### Records from a dataset

* * * * * * * * *

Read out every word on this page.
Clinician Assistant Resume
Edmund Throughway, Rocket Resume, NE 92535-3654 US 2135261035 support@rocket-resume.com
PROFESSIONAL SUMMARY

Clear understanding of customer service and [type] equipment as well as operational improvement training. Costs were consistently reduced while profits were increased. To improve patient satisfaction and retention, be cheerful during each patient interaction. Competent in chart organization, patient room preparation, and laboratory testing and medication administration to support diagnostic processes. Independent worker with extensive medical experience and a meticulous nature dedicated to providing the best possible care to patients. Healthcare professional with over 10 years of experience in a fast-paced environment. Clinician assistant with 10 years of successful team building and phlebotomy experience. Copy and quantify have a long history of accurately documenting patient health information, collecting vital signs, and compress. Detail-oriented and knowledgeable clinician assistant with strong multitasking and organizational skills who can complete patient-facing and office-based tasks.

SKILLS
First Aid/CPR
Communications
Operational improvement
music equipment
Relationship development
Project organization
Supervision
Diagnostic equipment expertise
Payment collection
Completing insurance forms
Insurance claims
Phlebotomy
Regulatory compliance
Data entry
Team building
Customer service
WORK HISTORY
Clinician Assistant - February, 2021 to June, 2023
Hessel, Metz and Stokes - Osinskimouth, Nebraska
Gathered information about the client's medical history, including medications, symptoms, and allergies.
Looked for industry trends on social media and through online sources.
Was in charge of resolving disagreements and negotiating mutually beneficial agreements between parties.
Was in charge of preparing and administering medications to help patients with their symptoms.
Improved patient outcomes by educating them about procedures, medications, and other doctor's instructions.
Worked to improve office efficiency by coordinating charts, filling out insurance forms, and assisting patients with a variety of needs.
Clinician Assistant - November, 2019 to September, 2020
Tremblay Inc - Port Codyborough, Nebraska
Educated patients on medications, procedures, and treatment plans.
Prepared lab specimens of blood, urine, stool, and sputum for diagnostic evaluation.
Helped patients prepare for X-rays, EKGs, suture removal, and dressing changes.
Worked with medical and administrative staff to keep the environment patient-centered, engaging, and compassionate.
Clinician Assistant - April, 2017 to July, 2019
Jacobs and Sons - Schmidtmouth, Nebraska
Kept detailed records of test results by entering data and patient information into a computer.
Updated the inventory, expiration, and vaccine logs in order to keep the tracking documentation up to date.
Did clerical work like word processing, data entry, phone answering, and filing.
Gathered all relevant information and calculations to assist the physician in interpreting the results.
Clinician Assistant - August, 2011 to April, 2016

* * * * * * * * *

### WORK INSTRUCTIONS
Each entry above is to be transcribed without alteration.

### EXERCISE OUTPUT
Read out every word on this page.
Clinician Assistant Resume
Edmund Throughway, Rocket Resume, NE 92535-3654 US 2135261035 support@rocket-resume.com
PROFESSIONAL SUMMARY

Clear understanding of customer service and [type] equipment as well as operational improvement training. Costs were consistently reduced while profits were increased. To improve patient satisfaction and retention, be cheerful during each patient interaction. Competent in chart organization, patient room preparation, and laboratory testing and medication administration to support diagnostic processes. Independent worker with extensive medical experience and a meticulous nature dedicated to providing the best possible care to patients. Healthcare professional with over 10 years of experience in a fast-paced environment. Clinician assistant with 10 years of successful team building and phlebotomy experience. Copy and quantify have a long history of accurately documenting patient health information, collecting vital signs, and compress. Detail-oriented and knowledgeable clinician assistant with strong multitasking and organizational skills who can complete patient-facing and office-based tasks.

SKILLS
First Aid/CPR
Communications
Operational improvement
music equipment
Relationship development
Project organization
Supervision
Diagnostic equipment expertise
Payment collection
Completing insurance forms
Insurance claims
Phlebotomy
Regulatory compliance
Data entry
Team building
Customer service
WORK HISTORY
Clinician Assistant - February, 2021 to June, 2023
Hessel, Metz and Stokes - Osinskimouth, Nebraska
Gathered information about the client's medical history, including medications, symptoms, and allergies.
Looked for industry trends on social media and through online sources.
Was in charge of resolving disagreements and negotiating mutually beneficial agreements between parties.
Was in charge of preparing and administering medications to help patients with their symptoms.
Improved patient outcomes by educating them about procedures, medications, and other doctor's instructions.
Worked to improve office efficiency by coordinating charts, filling out insurance forms, and assisting patients with a variety of needs.
Clinician Assistant - November, 2019 to September, 2020
Tremblay Inc - Port Codyborough, Nebraska
Educated patients on medications, procedures, and treatment plans.
Prepared lab specimens of blood, urine, stool, and sputum for diagnostic evaluation.
Helped patients prepare for X-rays, EKGs, suture removal, and dressing changes.
Worked with medical and administrative staff to keep the environment patient-centered, engaging, and compassionate.
Clinician Assistant - April, 2017 to July, 2019
Jacobs and Sons - Schmidtmouth, Nebraska
Kept detailed records of test results by entering data and patient information into a computer.
Updated the inventory, expiration, and vaccine logs in order to keep the tracking documentation up to date.
Did clerical work like word processing, data entry, phone answering, and filing.
Gathered all relevant information and calculations to assist the physician in interpreting the results.
Clinician Assistant - August, 2011 to April, 2016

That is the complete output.